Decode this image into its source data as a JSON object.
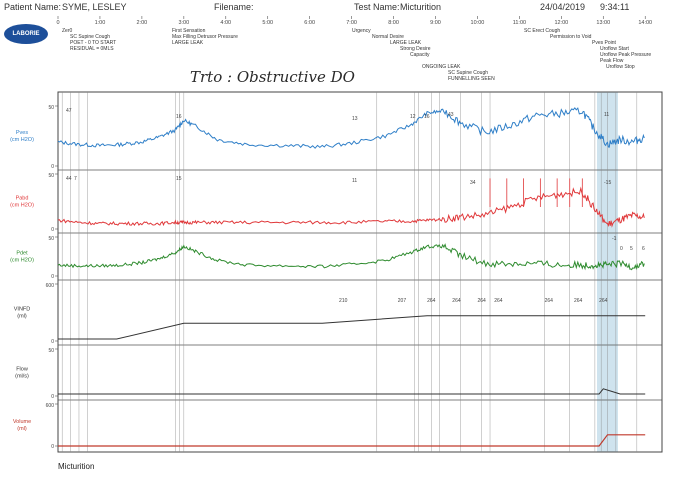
{
  "header": {
    "patient_label": "Patient Name:",
    "patient_name": "SYME, LESLEY",
    "filename_label": "Filename:",
    "test_label": "Test Name:",
    "test_name": "Micturition",
    "date": "24/04/2019",
    "time": "9:34:11",
    "logo_text": "LABORIE"
  },
  "handwriting": "Trto : Obstructive DO",
  "footer_label": "Micturition",
  "colors": {
    "pves": "#2f7fc8",
    "pabd": "#e0383a",
    "pdet": "#2e8b2e",
    "volume": "#c0392b",
    "vinfd": "#333333",
    "highlight": "#cfe3ee"
  },
  "chart_data": {
    "type": "line",
    "title": "",
    "time_ticks": [
      "0",
      "1:00",
      "2:00",
      "3:00",
      "4:00",
      "5:00",
      "6:00",
      "7:00",
      "8:00",
      "9:00",
      "10:00",
      "11:00",
      "12:00",
      "13:00",
      "14:00"
    ],
    "channels": [
      {
        "key": "pves",
        "label": "Pves\n(cm H2O)",
        "scale_top": "50",
        "scale_bottom": "0",
        "color": "#2f7fc8"
      },
      {
        "key": "pabd",
        "label": "Pabd\n(cm H2O)",
        "scale_top": "50",
        "scale_bottom": "0",
        "color": "#e0383a"
      },
      {
        "key": "pdet",
        "label": "Pdet\n(cm H2O)",
        "scale_top": "50",
        "scale_bottom": "0",
        "color": "#2e8b2e"
      },
      {
        "key": "vinfd",
        "label": "VINFD\n(ml)",
        "scale_top": "600",
        "scale_bottom": "0",
        "color": "#333333"
      },
      {
        "key": "flow",
        "label": "Flow\n(ml/s)",
        "scale_top": "50",
        "scale_bottom": "0",
        "color": "#333333"
      },
      {
        "key": "volume",
        "label": "Volume\n(ml)",
        "scale_top": "600",
        "scale_bottom": "0",
        "color": "#c0392b"
      }
    ],
    "event_labels": [
      "Zer0",
      "SC Supine Cough",
      "POET - 0 TO START",
      "RESIDUAL = 0MLS",
      "First Sensation",
      "Max Filling Detrusor Pressure",
      "LARGE LEAK",
      "Urgency",
      "Normal Desire",
      "LARGE LEAK",
      "Strong Desire",
      "Capacity",
      "ONGOING LEAK",
      "SC Supine Cough",
      "FUNNELLING SEEN",
      "SC Erect Cough",
      "Permission to Void",
      "Pves Point",
      "Uroflow Start",
      "Uroflow Peak Pressure",
      "Peak Flow",
      "Uroflow Stop"
    ],
    "vinfd_markers": [
      "210",
      "207",
      "264",
      "264",
      "264",
      "264",
      "264",
      "264",
      "264"
    ],
    "vinfd_values": {
      "x_minutes": [
        0,
        1.4,
        3.0,
        6.3,
        8.8,
        9.2,
        14.0
      ],
      "ml": [
        0,
        0,
        178,
        178,
        264,
        264,
        264
      ]
    },
    "volume_values": {
      "x_minutes": [
        0,
        12.9,
        13.1,
        14.0
      ],
      "ml": [
        0,
        0,
        40,
        40
      ]
    },
    "flow_values": {
      "x_minutes": [
        0,
        12.9,
        13.0,
        13.2,
        13.4,
        14.0
      ],
      "mls": [
        0,
        0,
        6,
        3,
        0,
        0
      ]
    },
    "pressure_values": {
      "x_minutes": [
        0,
        0.5,
        1.0,
        1.5,
        2.0,
        2.4,
        2.8,
        3.0,
        3.3,
        3.8,
        4.5,
        5.5,
        6.3,
        7.0,
        7.8,
        8.4,
        8.8,
        9.2,
        9.6,
        10.2,
        10.8,
        11.4,
        12.0,
        12.5,
        12.8,
        13.1,
        13.4,
        13.7,
        14.0
      ],
      "pves": [
        20,
        18,
        17,
        18,
        20,
        24,
        30,
        38,
        33,
        22,
        18,
        17,
        16,
        19,
        25,
        34,
        44,
        46,
        36,
        28,
        34,
        42,
        44,
        46,
        30,
        18,
        22,
        20,
        24
      ],
      "pabd": [
        8,
        6,
        5,
        5,
        5,
        5,
        6,
        6,
        6,
        6,
        6,
        6,
        6,
        6,
        7,
        7,
        8,
        9,
        11,
        13,
        20,
        28,
        32,
        34,
        18,
        4,
        8,
        12,
        10
      ],
      "pdet": [
        14,
        13,
        13,
        14,
        17,
        22,
        30,
        38,
        31,
        20,
        14,
        13,
        12,
        15,
        20,
        30,
        38,
        38,
        26,
        16,
        16,
        16,
        14,
        14,
        14,
        14,
        16,
        12,
        16
      ]
    },
    "trace_values": [
      "47",
      "44",
      "7",
      "16",
      "15",
      "13",
      "11",
      "12",
      "16",
      "43",
      "34",
      "11",
      "-15",
      "-1",
      "0",
      "5",
      "6"
    ],
    "void_highlight_minutes": [
      12.85,
      13.35
    ]
  }
}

#### SHORT EXERCISE
Reproduce the entries above word for word. Pictures stay out.

#### OUTPUT BELOW
Decode this image into its source data as a JSON object.
{
  "header": {
    "patient_label": "Patient Name:",
    "patient_name": "SYME, LESLEY",
    "filename_label": "Filename:",
    "test_label": "Test Name:",
    "test_name": "Micturition",
    "date": "24/04/2019",
    "time": "9:34:11",
    "logo_text": "LABORIE"
  },
  "handwriting": "Trto : Obstructive DO",
  "footer_label": "Micturition",
  "colors": {
    "pves": "#2f7fc8",
    "pabd": "#e0383a",
    "pdet": "#2e8b2e",
    "volume": "#c0392b",
    "vinfd": "#333333",
    "highlight": "#cfe3ee"
  },
  "chart_data": {
    "type": "line",
    "title": "",
    "time_ticks": [
      "0",
      "1:00",
      "2:00",
      "3:00",
      "4:00",
      "5:00",
      "6:00",
      "7:00",
      "8:00",
      "9:00",
      "10:00",
      "11:00",
      "12:00",
      "13:00",
      "14:00"
    ],
    "channels": [
      {
        "key": "pves",
        "label": "Pves\n(cm H2O)",
        "scale_top": "50",
        "scale_bottom": "0",
        "color": "#2f7fc8"
      },
      {
        "key": "pabd",
        "label": "Pabd\n(cm H2O)",
        "scale_top": "50",
        "scale_bottom": "0",
        "color": "#e0383a"
      },
      {
        "key": "pdet",
        "label": "Pdet\n(cm H2O)",
        "scale_top": "50",
        "scale_bottom": "0",
        "color": "#2e8b2e"
      },
      {
        "key": "vinfd",
        "label": "VINFD\n(ml)",
        "scale_top": "600",
        "scale_bottom": "0",
        "color": "#333333"
      },
      {
        "key": "flow",
        "label": "Flow\n(ml/s)",
        "scale_top": "50",
        "scale_bottom": "0",
        "color": "#333333"
      },
      {
        "key": "volume",
        "label": "Volume\n(ml)",
        "scale_top": "600",
        "scale_bottom": "0",
        "color": "#c0392b"
      }
    ],
    "event_labels": [
      "Zer0",
      "SC Supine Cough",
      "POET - 0 TO START",
      "RESIDUAL = 0MLS",
      "First Sensation",
      "Max Filling Detrusor Pressure",
      "LARGE LEAK",
      "Urgency",
      "Normal Desire",
      "LARGE LEAK",
      "Strong Desire",
      "Capacity",
      "ONGOING LEAK",
      "SC Supine Cough",
      "FUNNELLING SEEN",
      "SC Erect Cough",
      "Permission to Void",
      "Pves Point",
      "Uroflow Start",
      "Uroflow Peak Pressure",
      "Peak Flow",
      "Uroflow Stop"
    ],
    "vinfd_markers": [
      "210",
      "207",
      "264",
      "264",
      "264",
      "264",
      "264",
      "264",
      "264"
    ],
    "vinfd_values": {
      "x_minutes": [
        0,
        1.4,
        3.0,
        6.3,
        8.8,
        9.2,
        14.0
      ],
      "ml": [
        0,
        0,
        178,
        178,
        264,
        264,
        264
      ]
    },
    "volume_values": {
      "x_minutes": [
        0,
        12.9,
        13.1,
        14.0
      ],
      "ml": [
        0,
        0,
        40,
        40
      ]
    },
    "flow_values": {
      "x_minutes": [
        0,
        12.9,
        13.0,
        13.2,
        13.4,
        14.0
      ],
      "mls": [
        0,
        0,
        6,
        3,
        0,
        0
      ]
    },
    "pressure_values": {
      "x_minutes": [
        0,
        0.5,
        1.0,
        1.5,
        2.0,
        2.4,
        2.8,
        3.0,
        3.3,
        3.8,
        4.5,
        5.5,
        6.3,
        7.0,
        7.8,
        8.4,
        8.8,
        9.2,
        9.6,
        10.2,
        10.8,
        11.4,
        12.0,
        12.5,
        12.8,
        13.1,
        13.4,
        13.7,
        14.0
      ],
      "pves": [
        20,
        18,
        17,
        18,
        20,
        24,
        30,
        38,
        33,
        22,
        18,
        17,
        16,
        19,
        25,
        34,
        44,
        46,
        36,
        28,
        34,
        42,
        44,
        46,
        30,
        18,
        22,
        20,
        24
      ],
      "pabd": [
        8,
        6,
        5,
        5,
        5,
        5,
        6,
        6,
        6,
        6,
        6,
        6,
        6,
        6,
        7,
        7,
        8,
        9,
        11,
        13,
        20,
        28,
        32,
        34,
        18,
        4,
        8,
        12,
        10
      ],
      "pdet": [
        14,
        13,
        13,
        14,
        17,
        22,
        30,
        38,
        31,
        20,
        14,
        13,
        12,
        15,
        20,
        30,
        38,
        38,
        26,
        16,
        16,
        16,
        14,
        14,
        14,
        14,
        16,
        12,
        16
      ]
    },
    "trace_values": [
      "47",
      "44",
      "7",
      "16",
      "15",
      "13",
      "11",
      "12",
      "16",
      "43",
      "34",
      "11",
      "-15",
      "-1",
      "0",
      "5",
      "6"
    ],
    "void_highlight_minutes": [
      12.85,
      13.35
    ]
  }
}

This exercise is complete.